__Stated problem__. Copy every line of the data that contains the string "Posts".

** Start **

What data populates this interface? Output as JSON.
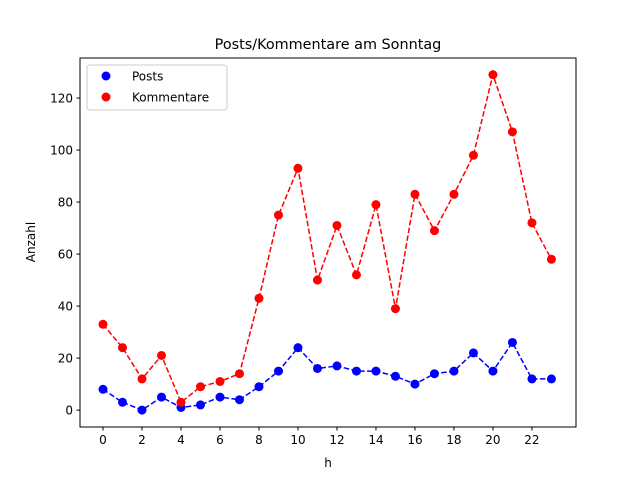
{
  "chart_data": {
    "type": "line",
    "title": "Posts/Kommentare am Sonntag",
    "xlabel": "h",
    "ylabel": "Anzahl",
    "x": [
      0,
      1,
      2,
      3,
      4,
      5,
      6,
      7,
      8,
      9,
      10,
      11,
      12,
      13,
      14,
      15,
      16,
      17,
      18,
      19,
      20,
      21,
      22,
      23
    ],
    "xlim": [
      -1.18,
      24.26
    ],
    "ylim": [
      -6.5,
      135.4
    ],
    "xticks": [
      0,
      2,
      4,
      6,
      8,
      10,
      12,
      14,
      16,
      18,
      20,
      22
    ],
    "yticks": [
      0,
      20,
      40,
      60,
      80,
      100,
      120
    ],
    "grid": false,
    "legend_position": "top-left",
    "series": [
      {
        "name": "Posts",
        "color": "#0000ff",
        "values": [
          8,
          3,
          0,
          5,
          1,
          2,
          5,
          4,
          9,
          15,
          24,
          16,
          17,
          15,
          15,
          13,
          10,
          14,
          15,
          22,
          15,
          26,
          12,
          12
        ]
      },
      {
        "name": "Kommentare",
        "color": "#ff0000",
        "values": [
          33,
          24,
          12,
          21,
          3,
          9,
          11,
          14,
          43,
          75,
          93,
          50,
          71,
          52,
          79,
          39,
          83,
          69,
          83,
          98,
          129,
          107,
          72,
          58
        ]
      }
    ]
  }
}
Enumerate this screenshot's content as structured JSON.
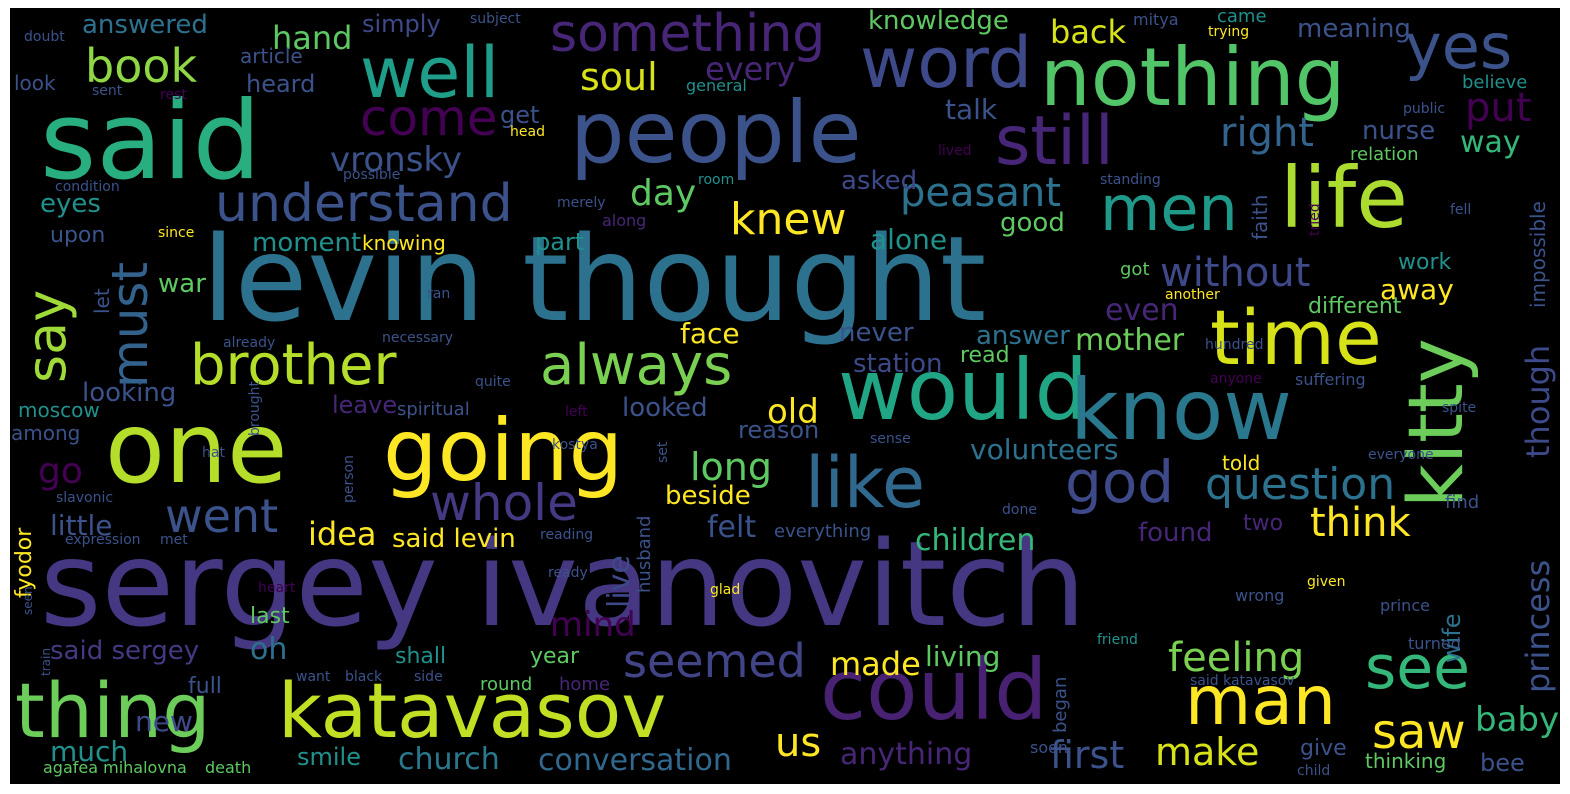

** End **

__Solution to this exercise__.
    "title": "Posts/Kommentare am Sonntag",
        "name": "Posts",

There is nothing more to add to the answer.